• Exercise: Write out all the data again, exactly as it stands.

+---+

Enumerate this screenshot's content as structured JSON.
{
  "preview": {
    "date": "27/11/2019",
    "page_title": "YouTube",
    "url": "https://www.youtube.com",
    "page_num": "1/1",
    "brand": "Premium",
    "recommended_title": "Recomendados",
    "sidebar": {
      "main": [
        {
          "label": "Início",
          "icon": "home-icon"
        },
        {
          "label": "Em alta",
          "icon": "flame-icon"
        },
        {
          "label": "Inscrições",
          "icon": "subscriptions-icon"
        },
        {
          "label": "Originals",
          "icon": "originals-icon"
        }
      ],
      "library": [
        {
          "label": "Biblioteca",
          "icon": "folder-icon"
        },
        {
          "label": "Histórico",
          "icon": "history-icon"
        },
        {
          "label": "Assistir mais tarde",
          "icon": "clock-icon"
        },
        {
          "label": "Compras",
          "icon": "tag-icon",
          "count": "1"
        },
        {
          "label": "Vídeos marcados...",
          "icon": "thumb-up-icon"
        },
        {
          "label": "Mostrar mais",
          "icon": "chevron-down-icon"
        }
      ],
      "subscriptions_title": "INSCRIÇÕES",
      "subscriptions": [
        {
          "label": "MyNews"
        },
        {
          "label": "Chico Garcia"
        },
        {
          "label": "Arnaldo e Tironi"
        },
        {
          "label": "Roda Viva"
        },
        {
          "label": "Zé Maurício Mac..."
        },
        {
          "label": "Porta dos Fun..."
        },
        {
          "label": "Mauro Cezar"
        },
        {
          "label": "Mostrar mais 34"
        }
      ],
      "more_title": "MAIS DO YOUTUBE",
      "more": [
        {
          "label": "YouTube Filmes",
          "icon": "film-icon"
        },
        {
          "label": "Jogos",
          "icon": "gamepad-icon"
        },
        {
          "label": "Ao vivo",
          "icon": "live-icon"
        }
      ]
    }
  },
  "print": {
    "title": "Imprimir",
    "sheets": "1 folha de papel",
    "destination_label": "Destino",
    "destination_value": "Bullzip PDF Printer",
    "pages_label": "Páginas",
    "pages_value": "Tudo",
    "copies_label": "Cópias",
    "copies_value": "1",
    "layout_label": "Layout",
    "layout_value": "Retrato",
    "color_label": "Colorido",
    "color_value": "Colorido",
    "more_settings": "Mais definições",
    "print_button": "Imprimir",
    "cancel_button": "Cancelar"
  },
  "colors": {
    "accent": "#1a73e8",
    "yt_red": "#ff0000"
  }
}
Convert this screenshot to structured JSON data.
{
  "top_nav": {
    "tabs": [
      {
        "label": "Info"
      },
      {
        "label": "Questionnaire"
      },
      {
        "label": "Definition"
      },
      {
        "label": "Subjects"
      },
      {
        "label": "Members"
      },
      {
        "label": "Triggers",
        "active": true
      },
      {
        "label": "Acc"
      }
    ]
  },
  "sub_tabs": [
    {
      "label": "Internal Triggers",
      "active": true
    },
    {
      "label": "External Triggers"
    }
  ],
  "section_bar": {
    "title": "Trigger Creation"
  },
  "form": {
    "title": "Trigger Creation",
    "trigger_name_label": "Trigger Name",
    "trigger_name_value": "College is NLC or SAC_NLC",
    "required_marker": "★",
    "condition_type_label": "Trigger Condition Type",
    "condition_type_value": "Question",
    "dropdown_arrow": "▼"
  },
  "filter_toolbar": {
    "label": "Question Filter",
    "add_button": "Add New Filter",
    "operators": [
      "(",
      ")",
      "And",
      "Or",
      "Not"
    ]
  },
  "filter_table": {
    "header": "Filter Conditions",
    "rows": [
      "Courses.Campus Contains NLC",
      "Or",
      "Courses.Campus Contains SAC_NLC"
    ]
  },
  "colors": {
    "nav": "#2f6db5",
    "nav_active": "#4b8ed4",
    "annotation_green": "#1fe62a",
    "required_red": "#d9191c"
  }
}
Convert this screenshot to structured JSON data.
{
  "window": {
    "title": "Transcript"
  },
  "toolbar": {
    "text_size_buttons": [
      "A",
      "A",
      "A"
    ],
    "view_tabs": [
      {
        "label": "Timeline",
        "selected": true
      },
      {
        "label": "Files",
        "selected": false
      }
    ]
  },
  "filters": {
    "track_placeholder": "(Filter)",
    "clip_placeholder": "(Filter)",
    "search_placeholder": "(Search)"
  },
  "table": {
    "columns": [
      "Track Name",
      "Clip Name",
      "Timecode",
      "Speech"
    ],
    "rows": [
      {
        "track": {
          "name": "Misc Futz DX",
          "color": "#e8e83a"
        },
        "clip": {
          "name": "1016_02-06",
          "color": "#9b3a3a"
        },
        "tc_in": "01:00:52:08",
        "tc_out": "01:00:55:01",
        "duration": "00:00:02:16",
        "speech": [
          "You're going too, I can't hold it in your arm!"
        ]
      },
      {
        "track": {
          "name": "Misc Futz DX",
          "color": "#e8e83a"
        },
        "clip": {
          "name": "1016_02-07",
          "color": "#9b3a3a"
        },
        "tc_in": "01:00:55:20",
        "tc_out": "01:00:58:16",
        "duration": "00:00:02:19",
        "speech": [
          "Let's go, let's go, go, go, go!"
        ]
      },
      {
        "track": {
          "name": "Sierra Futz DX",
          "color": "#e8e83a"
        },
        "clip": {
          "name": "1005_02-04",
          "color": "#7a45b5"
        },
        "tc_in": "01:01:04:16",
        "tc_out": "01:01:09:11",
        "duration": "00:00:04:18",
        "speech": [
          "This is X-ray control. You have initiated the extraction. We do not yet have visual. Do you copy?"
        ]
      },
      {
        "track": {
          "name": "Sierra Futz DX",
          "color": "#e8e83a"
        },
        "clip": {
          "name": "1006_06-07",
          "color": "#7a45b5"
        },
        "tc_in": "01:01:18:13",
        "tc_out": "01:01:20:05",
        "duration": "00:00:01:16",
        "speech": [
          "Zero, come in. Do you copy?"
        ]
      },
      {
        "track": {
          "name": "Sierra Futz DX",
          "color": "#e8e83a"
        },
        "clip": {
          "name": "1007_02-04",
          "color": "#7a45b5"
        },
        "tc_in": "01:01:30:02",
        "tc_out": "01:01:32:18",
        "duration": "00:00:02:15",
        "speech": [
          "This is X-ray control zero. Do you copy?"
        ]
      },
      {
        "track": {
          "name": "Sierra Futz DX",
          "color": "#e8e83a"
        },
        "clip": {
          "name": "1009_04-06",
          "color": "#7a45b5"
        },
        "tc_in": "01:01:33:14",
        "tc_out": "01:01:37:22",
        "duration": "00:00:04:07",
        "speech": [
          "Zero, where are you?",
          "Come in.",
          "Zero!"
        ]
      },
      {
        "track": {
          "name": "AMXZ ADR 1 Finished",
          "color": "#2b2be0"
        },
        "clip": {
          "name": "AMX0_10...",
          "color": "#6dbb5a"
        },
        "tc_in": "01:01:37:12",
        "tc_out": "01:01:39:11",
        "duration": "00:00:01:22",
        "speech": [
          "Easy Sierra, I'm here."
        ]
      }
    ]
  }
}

+---+

• Reply to the exercise:
Enumerate this screenshot's content as structured JSON.
{
  "preview": {
    "date": "27/11/2019",
    "page_title": "YouTube",
    "url": "https://www.youtube.com",
    "page_num": "1/1",
    "brand": "Premium",
    "recommended_title": "Recomendados",
    "sidebar": {
      "main": [
        {
          "label": "Início",
          "icon": "home-icon"
        },
        {
          "label": "Em alta",
          "icon": "flame-icon"
        },
        {
          "label": "Inscrições",
          "icon": "subscriptions-icon"
        },
        {
          "label": "Originals",
          "icon": "originals-icon"
        }
      ],
      "library": [
        {
          "label": "Biblioteca",
          "icon": "folder-icon"
        },
        {
          "label": "Histórico",
          "icon": "history-icon"
        },
        {
          "label": "Assistir mais tarde",
          "icon": "clock-icon"
        },
        {
          "label": "Compras",
          "icon": "tag-icon",
          "count": "1"
        },
        {
          "label": "Vídeos marcados...",
          "icon": "thumb-up-icon"
        },
        {
          "label": "Mostrar mais",
          "icon": "chevron-down-icon"
        }
      ],
      "subscriptions_title": "INSCRIÇÕES",
      "subscriptions": [
        {
          "label": "MyNews"
        },
        {
          "label": "Chico Garcia"
        },
        {
          "label": "Arnaldo e Tironi"
        },
        {
          "label": "Roda Viva"
        },
        {
          "label": "Zé Maurício Mac..."
        },
        {
          "label": "Porta dos Fun..."
        },
        {
          "label": "Mauro Cezar"
        },
        {
          "label": "Mostrar mais 34"
        }
      ],
      "more_title": "MAIS DO YOUTUBE",
      "more": [
        {
          "label": "YouTube Filmes",
          "icon": "film-icon"
        },
        {
          "label": "Jogos",
          "icon": "gamepad-icon"
        },
        {
          "label": "Ao vivo",
          "icon": "live-icon"
        }
      ]
    }
  },
  "print": {
    "title": "Imprimir",
    "sheets": "1 folha de papel",
    "destination_label": "Destino",
    "destination_value": "Bullzip PDF Printer",
    "pages_label": "Páginas",
    "pages_value": "Tudo",
    "copies_label": "Cópias",
    "copies_value": "1",
    "layout_label": "Layout",
    "layout_value": "Retrato",
    "color_label": "Colorido",
    "color_value": "Colorido",
    "more_settings": "Mais definições",
    "print_button": "Imprimir",
    "cancel_button": "Cancelar"
  },
  "colors": {
    "accent": "#1a73e8",
    "yt_red": "#ff0000"
  }
}
Convert this screenshot to structured JSON data.
{
  "top_nav": {
    "tabs": [
      {
        "label": "Info"
      },
      {
        "label": "Questionnaire"
      },
      {
        "label": "Definition"
      },
      {
        "label": "Subjects"
      },
      {
        "label": "Members"
      },
      {
        "label": "Triggers",
        "active": true
      },
      {
        "label": "Acc"
      }
    ]
  },
  "sub_tabs": [
    {
      "label": "Internal Triggers",
      "active": true
    },
    {
      "label": "External Triggers"
    }
  ],
  "section_bar": {
    "title": "Trigger Creation"
  },
  "form": {
    "title": "Trigger Creation",
    "trigger_name_label": "Trigger Name",
    "trigger_name_value": "College is NLC or SAC_NLC",
    "required_marker": "★",
    "condition_type_label": "Trigger Condition Type",
    "condition_type_value": "Question",
    "dropdown_arrow": "▼"
  },
  "filter_toolbar": {
    "label": "Question Filter",
    "add_button": "Add New Filter",
    "operators": [
      "(",
      ")",
      "And",
      "Or",
      "Not"
    ]
  },
  "filter_table": {
    "header": "Filter Conditions",
    "rows": [
      "Courses.Campus Contains NLC",
      "Or",
      "Courses.Campus Contains SAC_NLC"
    ]
  },
  "colors": {
    "nav": "#2f6db5",
    "nav_active": "#4b8ed4",
    "annotation_green": "#1fe62a",
    "required_red": "#d9191c"
  }
}
Convert this screenshot to structured JSON data.
{
  "window": {
    "title": "Transcript"
  },
  "toolbar": {
    "text_size_buttons": [
      "A",
      "A",
      "A"
    ],
    "view_tabs": [
      {
        "label": "Timeline",
        "selected": true
      },
      {
        "label": "Files",
        "selected": false
      }
    ]
  },
  "filters": {
    "track_placeholder": "(Filter)",
    "clip_placeholder": "(Filter)",
    "search_placeholder": "(Search)"
  },
  "table": {
    "columns": [
      "Track Name",
      "Clip Name",
      "Timecode",
      "Speech"
    ],
    "rows": [
      {
        "track": {
          "name": "Misc Futz DX",
          "color": "#e8e83a"
        },
        "clip": {
          "name": "1016_02-06",
          "color": "#9b3a3a"
        },
        "tc_in": "01:00:52:08",
        "tc_out": "01:00:55:01",
        "duration": "00:00:02:16",
        "speech": [
          "You're going too, I can't hold it in your arm!"
        ]
      },
      {
        "track": {
          "name": "Misc Futz DX",
          "color": "#e8e83a"
        },
        "clip": {
          "name": "1016_02-07",
          "color": "#9b3a3a"
        },
        "tc_in": "01:00:55:20",
        "tc_out": "01:00:58:16",
        "duration": "00:00:02:19",
        "speech": [
          "Let's go, let's go, go, go, go!"
        ]
      },
      {
        "track": {
          "name": "Sierra Futz DX",
          "color": "#e8e83a"
        },
        "clip": {
          "name": "1005_02-04",
          "color": "#7a45b5"
        },
        "tc_in": "01:01:04:16",
        "tc_out": "01:01:09:11",
        "duration": "00:00:04:18",
        "speech": [
          "This is X-ray control. You have initiated the extraction. We do not yet have visual. Do you copy?"
        ]
      },
      {
        "track": {
          "name": "Sierra Futz DX",
          "color": "#e8e83a"
        },
        "clip": {
          "name": "1006_06-07",
          "color": "#7a45b5"
        },
        "tc_in": "01:01:18:13",
        "tc_out": "01:01:20:05",
        "duration": "00:00:01:16",
        "speech": [
          "Zero, come in. Do you copy?"
        ]
      },
      {
        "track": {
          "name": "Sierra Futz DX",
          "color": "#e8e83a"
        },
        "clip": {
          "name": "1007_02-04",
          "color": "#7a45b5"
        },
        "tc_in": "01:01:30:02",
        "tc_out": "01:01:32:18",
        "duration": "00:00:02:15",
        "speech": [
          "This is X-ray control zero. Do you copy?"
        ]
      },
      {
        "track": {
          "name": "Sierra Futz DX",
          "color": "#e8e83a"
        },
        "clip": {
          "name": "1009_04-06",
          "color": "#7a45b5"
        },
        "tc_in": "01:01:33:14",
        "tc_out": "01:01:37:22",
        "duration": "00:00:04:07",
        "speech": [
          "Zero, where are you?",
          "Come in.",
          "Zero!"
        ]
      },
      {
        "track": {
          "name": "AMXZ ADR 1 Finished",
          "color": "#2b2be0"
        },
        "clip": {
          "name": "AMX0_10...",
          "color": "#6dbb5a"
        },
        "tc_in": "01:01:37:12",
        "tc_out": "01:01:39:11",
        "duration": "00:00:01:22",
        "speech": [
          "Easy Sierra, I'm here."
        ]
      }
    ]
  }
}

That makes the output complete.